(Saved data entries)
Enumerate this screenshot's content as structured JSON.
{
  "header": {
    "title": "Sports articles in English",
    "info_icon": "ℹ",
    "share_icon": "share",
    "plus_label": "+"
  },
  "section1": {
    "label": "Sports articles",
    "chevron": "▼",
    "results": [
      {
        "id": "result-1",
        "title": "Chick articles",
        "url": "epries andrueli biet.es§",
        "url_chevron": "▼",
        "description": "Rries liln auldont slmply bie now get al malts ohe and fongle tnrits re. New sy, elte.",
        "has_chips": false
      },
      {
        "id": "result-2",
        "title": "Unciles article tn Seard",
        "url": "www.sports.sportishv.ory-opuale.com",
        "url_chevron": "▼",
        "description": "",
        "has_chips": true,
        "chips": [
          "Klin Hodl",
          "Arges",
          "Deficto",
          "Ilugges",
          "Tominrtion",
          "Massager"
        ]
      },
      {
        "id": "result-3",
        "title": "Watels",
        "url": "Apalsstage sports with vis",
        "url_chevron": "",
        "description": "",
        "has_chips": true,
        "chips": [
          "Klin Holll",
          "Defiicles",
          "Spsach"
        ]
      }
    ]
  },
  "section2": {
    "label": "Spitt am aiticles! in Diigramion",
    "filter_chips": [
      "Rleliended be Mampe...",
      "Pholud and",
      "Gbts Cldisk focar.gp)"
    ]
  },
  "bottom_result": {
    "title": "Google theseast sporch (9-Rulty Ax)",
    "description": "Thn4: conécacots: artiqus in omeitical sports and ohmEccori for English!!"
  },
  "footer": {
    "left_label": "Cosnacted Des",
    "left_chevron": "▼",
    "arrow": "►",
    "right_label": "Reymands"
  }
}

EXERCISE BRIEF:
Quote every line of the data, word for word.

RESPONSE TO THE TASK:
Enumerate this screenshot's content as structured JSON.
{
  "header": {
    "title": "Sports articles in English",
    "info_icon": "ℹ",
    "share_icon": "share",
    "plus_label": "+"
  },
  "section1": {
    "label": "Sports articles",
    "chevron": "▼",
    "results": [
      {
        "id": "result-1",
        "title": "Chick articles",
        "url": "epries andrueli biet.es§",
        "url_chevron": "▼",
        "description": "Rries liln auldont slmply bie now get al malts ohe and fongle tnrits re. New sy, elte.",
        "has_chips": false
      },
      {
        "id": "result-2",
        "title": "Unciles article tn Seard",
        "url": "www.sports.sportishv.ory-opuale.com",
        "url_chevron": "▼",
        "description": "",
        "has_chips": true,
        "chips": [
          "Klin Hodl",
          "Arges",
          "Deficto",
          "Ilugges",
          "Tominrtion",
          "Massager"
        ]
      },
      {
        "id": "result-3",
        "title": "Watels",
        "url": "Apalsstage sports with vis",
        "url_chevron": "",
        "description": "",
        "has_chips": true,
        "chips": [
          "Klin Holll",
          "Defiicles",
          "Spsach"
        ]
      }
    ]
  },
  "section2": {
    "label": "Spitt am aiticles! in Diigramion",
    "filter_chips": [
      "Rleliended be Mampe...",
      "Pholud and",
      "Gbts Cldisk focar.gp)"
    ]
  },
  "bottom_result": {
    "title": "Google theseast sporch (9-Rulty Ax)",
    "description": "Thn4: conécacots: artiqus in omeitical sports and ohmEccori for English!!"
  },
  "footer": {
    "left_label": "Cosnacted Des",
    "left_chevron": "▼",
    "arrow": "►",
    "right_label": "Reymands"
  }
}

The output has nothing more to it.